Read the listing below and copy out every line that holds "rapidement".

Data excerpts:

+===+

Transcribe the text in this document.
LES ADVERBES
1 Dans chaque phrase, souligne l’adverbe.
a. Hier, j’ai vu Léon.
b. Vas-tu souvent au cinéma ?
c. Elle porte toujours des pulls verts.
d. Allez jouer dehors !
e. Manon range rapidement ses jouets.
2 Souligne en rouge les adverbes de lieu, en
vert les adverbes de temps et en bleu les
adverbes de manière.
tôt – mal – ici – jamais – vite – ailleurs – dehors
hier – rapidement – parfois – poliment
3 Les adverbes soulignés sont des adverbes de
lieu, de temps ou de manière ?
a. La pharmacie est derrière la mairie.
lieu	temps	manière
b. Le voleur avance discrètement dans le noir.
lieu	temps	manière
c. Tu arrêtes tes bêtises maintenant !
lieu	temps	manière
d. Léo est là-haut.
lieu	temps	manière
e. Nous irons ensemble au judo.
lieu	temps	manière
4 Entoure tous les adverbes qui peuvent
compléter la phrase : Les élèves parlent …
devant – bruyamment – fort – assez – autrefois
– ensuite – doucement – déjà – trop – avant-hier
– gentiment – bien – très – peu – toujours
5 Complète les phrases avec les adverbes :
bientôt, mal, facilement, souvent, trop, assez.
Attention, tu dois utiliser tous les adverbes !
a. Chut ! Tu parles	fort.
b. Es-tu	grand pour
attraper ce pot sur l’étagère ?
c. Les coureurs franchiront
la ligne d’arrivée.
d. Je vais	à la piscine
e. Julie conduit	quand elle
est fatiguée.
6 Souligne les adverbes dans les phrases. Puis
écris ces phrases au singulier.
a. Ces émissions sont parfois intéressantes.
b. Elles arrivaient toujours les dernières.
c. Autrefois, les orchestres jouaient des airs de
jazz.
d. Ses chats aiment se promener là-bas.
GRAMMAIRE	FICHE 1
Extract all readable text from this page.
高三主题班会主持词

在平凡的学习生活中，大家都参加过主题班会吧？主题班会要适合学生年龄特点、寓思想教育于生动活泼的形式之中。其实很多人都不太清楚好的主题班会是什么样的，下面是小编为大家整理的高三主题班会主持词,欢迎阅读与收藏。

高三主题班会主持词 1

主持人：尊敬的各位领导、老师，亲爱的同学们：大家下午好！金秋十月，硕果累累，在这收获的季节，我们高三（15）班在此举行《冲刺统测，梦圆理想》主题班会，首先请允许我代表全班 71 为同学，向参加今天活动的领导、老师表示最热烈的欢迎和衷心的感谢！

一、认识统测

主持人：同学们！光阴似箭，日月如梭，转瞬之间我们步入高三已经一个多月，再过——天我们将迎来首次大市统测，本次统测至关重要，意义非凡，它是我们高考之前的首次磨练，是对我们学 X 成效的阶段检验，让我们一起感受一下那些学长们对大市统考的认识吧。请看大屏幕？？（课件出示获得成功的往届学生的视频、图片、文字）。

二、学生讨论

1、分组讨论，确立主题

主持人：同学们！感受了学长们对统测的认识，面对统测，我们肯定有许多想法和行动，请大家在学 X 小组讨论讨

+===+

> _Written answer_:
e. Manon range rapidement ses jouets.
hier – rapidement – parfois – poliment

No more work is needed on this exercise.